> [TASK DESCRIPTION]: Reproduce the listing verbatim.

>> start GIVEN ENTRIES

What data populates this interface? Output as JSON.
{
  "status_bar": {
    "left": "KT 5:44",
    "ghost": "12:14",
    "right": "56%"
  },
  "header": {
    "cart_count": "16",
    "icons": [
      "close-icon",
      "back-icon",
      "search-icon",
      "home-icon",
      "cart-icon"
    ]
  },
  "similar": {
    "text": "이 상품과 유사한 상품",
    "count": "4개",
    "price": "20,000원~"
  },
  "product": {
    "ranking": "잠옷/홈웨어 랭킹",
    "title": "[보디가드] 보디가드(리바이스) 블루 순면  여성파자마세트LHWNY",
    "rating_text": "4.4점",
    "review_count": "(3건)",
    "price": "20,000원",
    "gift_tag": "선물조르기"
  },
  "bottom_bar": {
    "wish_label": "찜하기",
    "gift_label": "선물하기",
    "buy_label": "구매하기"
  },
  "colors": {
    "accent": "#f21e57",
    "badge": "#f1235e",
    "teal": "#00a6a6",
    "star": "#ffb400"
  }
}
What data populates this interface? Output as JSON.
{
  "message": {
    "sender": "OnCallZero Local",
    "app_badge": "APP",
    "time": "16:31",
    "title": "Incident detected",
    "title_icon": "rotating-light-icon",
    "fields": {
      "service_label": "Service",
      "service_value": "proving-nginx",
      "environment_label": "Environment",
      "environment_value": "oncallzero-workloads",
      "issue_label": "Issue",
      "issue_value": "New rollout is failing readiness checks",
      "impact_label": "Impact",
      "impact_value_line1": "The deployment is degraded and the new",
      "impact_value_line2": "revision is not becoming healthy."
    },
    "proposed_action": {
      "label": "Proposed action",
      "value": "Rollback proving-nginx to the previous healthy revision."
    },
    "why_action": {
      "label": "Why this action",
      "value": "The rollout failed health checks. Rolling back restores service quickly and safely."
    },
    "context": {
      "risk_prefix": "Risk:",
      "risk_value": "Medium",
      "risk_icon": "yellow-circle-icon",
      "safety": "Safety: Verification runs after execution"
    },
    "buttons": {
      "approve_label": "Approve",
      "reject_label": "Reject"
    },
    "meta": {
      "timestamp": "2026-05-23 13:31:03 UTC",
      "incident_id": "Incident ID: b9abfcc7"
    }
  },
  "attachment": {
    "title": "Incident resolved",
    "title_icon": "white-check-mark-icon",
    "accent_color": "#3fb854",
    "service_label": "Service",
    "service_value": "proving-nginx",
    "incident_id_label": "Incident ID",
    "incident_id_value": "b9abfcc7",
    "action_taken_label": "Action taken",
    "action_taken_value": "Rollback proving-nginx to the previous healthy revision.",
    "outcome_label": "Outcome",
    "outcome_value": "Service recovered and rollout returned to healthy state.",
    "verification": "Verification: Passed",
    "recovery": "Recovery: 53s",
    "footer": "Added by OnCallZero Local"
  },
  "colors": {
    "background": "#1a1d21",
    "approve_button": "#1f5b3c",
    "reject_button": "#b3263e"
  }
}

>> end GIVEN ENTRIES

> [EXERCISE OUTPUT]:
What data populates this interface? Output as JSON.
{
  "status_bar": {
    "left": "KT 5:44",
    "ghost": "12:14",
    "right": "56%"
  },
  "header": {
    "cart_count": "16",
    "icons": [
      "close-icon",
      "back-icon",
      "search-icon",
      "home-icon",
      "cart-icon"
    ]
  },
  "similar": {
    "text": "이 상품과 유사한 상품",
    "count": "4개",
    "price": "20,000원~"
  },
  "product": {
    "ranking": "잠옷/홈웨어 랭킹",
    "title": "[보디가드] 보디가드(리바이스) 블루 순면  여성파자마세트LHWNY",
    "rating_text": "4.4점",
    "review_count": "(3건)",
    "price": "20,000원",
    "gift_tag": "선물조르기"
  },
  "bottom_bar": {
    "wish_label": "찜하기",
    "gift_label": "선물하기",
    "buy_label": "구매하기"
  },
  "colors": {
    "accent": "#f21e57",
    "badge": "#f1235e",
    "teal": "#00a6a6",
    "star": "#ffb400"
  }
}
What data populates this interface? Output as JSON.
{
  "message": {
    "sender": "OnCallZero Local",
    "app_badge": "APP",
    "time": "16:31",
    "title": "Incident detected",
    "title_icon": "rotating-light-icon",
    "fields": {
      "service_label": "Service",
      "service_value": "proving-nginx",
      "environment_label": "Environment",
      "environment_value": "oncallzero-workloads",
      "issue_label": "Issue",
      "issue_value": "New rollout is failing readiness checks",
      "impact_label": "Impact",
      "impact_value_line1": "The deployment is degraded and the new",
      "impact_value_line2": "revision is not becoming healthy."
    },
    "proposed_action": {
      "label": "Proposed action",
      "value": "Rollback proving-nginx to the previous healthy revision."
    },
    "why_action": {
      "label": "Why this action",
      "value": "The rollout failed health checks. Rolling back restores service quickly and safely."
    },
    "context": {
      "risk_prefix": "Risk:",
      "risk_value": "Medium",
      "risk_icon": "yellow-circle-icon",
      "safety": "Safety: Verification runs after execution"
    },
    "buttons": {
      "approve_label": "Approve",
      "reject_label": "Reject"
    },
    "meta": {
      "timestamp": "2026-05-23 13:31:03 UTC",
      "incident_id": "Incident ID: b9abfcc7"
    }
  },
  "attachment": {
    "title": "Incident resolved",
    "title_icon": "white-check-mark-icon",
    "accent_color": "#3fb854",
    "service_label": "Service",
    "service_value": "proving-nginx",
    "incident_id_label": "Incident ID",
    "incident_id_value": "b9abfcc7",
    "action_taken_label": "Action taken",
    "action_taken_value": "Rollback proving-nginx to the previous healthy revision.",
    "outcome_label": "Outcome",
    "outcome_value": "Service recovered and rollout returned to healthy state.",
    "verification": "Verification: Passed",
    "recovery": "Recovery: 53s",
    "footer": "Added by OnCallZero Local"
  },
  "colors": {
    "background": "#1a1d21",
    "approve_button": "#1f5b3c",
    "reject_button": "#b3263e"
  }
}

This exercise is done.